[Saved entries]

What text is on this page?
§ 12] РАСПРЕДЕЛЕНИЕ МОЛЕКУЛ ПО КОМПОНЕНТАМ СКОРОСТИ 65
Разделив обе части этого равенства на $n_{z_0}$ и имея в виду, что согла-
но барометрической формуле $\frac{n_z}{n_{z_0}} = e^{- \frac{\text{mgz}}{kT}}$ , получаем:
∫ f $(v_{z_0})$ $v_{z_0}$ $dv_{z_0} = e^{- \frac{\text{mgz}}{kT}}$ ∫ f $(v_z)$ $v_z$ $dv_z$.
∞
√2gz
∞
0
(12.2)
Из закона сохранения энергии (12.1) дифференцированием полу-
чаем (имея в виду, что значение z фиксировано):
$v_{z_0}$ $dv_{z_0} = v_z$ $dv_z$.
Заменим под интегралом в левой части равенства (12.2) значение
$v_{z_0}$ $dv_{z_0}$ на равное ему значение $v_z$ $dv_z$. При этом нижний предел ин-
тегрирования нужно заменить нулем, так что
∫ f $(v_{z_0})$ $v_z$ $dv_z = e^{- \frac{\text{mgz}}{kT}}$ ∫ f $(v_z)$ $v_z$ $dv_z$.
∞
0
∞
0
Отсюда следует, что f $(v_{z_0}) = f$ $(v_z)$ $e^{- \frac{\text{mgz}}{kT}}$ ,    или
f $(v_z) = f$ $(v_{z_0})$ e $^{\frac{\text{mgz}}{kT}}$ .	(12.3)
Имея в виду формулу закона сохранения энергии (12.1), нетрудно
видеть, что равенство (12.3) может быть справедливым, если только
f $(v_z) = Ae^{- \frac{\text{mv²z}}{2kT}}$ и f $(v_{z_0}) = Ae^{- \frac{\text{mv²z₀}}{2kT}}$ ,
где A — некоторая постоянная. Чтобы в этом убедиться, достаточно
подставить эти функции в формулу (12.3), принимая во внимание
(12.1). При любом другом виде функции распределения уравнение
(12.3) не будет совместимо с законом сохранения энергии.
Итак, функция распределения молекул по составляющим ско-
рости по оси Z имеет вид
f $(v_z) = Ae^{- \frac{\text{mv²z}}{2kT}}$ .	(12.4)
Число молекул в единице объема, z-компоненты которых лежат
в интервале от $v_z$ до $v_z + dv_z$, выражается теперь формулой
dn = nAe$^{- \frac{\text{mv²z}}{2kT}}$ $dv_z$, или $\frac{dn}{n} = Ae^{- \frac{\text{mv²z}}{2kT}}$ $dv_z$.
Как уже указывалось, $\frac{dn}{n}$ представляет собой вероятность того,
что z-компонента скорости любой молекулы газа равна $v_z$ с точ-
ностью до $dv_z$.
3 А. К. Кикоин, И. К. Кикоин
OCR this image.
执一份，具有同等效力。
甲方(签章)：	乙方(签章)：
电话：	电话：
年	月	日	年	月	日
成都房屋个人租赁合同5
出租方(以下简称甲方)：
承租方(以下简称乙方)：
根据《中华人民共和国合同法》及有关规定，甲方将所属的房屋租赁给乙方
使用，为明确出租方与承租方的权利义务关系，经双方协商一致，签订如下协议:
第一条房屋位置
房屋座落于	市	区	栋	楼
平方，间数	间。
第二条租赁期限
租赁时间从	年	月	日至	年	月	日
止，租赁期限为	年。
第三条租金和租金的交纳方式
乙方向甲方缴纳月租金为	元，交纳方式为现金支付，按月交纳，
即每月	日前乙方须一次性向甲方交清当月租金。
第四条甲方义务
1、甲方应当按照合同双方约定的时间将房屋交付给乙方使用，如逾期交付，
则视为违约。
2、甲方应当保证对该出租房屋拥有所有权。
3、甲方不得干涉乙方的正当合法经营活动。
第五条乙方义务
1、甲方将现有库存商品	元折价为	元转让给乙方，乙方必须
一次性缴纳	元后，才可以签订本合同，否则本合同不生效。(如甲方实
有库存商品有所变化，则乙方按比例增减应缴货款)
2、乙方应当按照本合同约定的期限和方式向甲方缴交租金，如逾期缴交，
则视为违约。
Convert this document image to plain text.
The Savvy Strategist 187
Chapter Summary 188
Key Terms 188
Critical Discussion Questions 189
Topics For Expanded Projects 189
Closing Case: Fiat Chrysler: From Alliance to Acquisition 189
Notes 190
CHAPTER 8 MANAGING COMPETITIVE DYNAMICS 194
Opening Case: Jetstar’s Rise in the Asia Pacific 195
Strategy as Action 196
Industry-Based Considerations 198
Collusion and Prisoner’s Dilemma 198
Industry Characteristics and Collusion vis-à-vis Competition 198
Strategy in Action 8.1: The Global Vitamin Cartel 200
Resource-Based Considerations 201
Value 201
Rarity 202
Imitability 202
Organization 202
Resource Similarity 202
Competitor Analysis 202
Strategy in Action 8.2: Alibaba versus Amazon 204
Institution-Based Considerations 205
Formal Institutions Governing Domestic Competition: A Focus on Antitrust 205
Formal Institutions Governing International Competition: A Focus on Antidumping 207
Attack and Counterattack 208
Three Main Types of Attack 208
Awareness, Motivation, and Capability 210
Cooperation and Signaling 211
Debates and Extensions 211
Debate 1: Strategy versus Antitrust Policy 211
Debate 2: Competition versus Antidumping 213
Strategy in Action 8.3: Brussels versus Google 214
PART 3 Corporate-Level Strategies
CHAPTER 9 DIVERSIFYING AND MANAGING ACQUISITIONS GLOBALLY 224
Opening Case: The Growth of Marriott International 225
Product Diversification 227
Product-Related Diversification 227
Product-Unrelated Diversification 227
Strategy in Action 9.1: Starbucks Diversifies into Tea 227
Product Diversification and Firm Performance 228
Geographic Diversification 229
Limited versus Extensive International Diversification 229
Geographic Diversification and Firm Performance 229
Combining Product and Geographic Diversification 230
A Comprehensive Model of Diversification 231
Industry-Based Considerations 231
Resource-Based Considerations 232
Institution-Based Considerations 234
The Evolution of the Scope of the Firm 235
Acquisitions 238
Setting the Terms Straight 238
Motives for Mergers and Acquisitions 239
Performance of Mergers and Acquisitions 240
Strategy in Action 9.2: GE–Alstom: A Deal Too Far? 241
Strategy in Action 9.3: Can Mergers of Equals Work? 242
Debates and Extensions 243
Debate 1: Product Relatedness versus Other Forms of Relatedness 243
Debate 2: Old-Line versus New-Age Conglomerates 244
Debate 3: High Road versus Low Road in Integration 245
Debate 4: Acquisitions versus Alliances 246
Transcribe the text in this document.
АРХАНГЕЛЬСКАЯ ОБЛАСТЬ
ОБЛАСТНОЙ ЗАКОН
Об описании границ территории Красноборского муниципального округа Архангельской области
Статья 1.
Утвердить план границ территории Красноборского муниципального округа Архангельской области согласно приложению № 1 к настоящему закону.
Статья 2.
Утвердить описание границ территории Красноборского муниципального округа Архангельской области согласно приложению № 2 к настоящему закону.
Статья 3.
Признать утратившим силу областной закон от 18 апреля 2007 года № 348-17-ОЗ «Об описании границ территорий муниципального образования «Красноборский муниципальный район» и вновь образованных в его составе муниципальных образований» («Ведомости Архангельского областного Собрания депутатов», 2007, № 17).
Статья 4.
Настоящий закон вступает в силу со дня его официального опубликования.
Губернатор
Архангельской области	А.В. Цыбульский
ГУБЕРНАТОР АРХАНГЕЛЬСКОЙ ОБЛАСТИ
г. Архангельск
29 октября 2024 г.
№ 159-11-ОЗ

### WRITTEN EXERCISE
Give back exactly the lines from the one containing "Transcribe the text in this document." to the end of the material, both ends included.

### FULL ANSWER
Transcribe the text in this document.
АРХАНГЕЛЬСКАЯ ОБЛАСТЬ
ОБЛАСТНОЙ ЗАКОН
Об описании границ территории Красноборского муниципального округа Архангельской области
Статья 1.
Утвердить план границ территории Красноборского муниципального округа Архангельской области согласно приложению № 1 к настоящему закону.
Статья 2.
Утвердить описание границ территории Красноборского муниципального округа Архангельской области согласно приложению № 2 к настоящему закону.
Статья 3.
Признать утратившим силу областной закон от 18 апреля 2007 года № 348-17-ОЗ «Об описании границ территорий муниципального образования «Красноборский муниципальный район» и вновь образованных в его составе муниципальных образований» («Ведомости Архангельского областного Собрания депутатов», 2007, № 17).
Статья 4.
Настоящий закон вступает в силу со дня его официального опубликования.
Губернатор
Архангельской области	А.В. Цыбульский
ГУБЕРНАТОР АРХАНГЕЛЬСКОЙ ОБЛАСТИ
г. Архангельск
29 октября 2024 г.
№ 159-11-ОЗ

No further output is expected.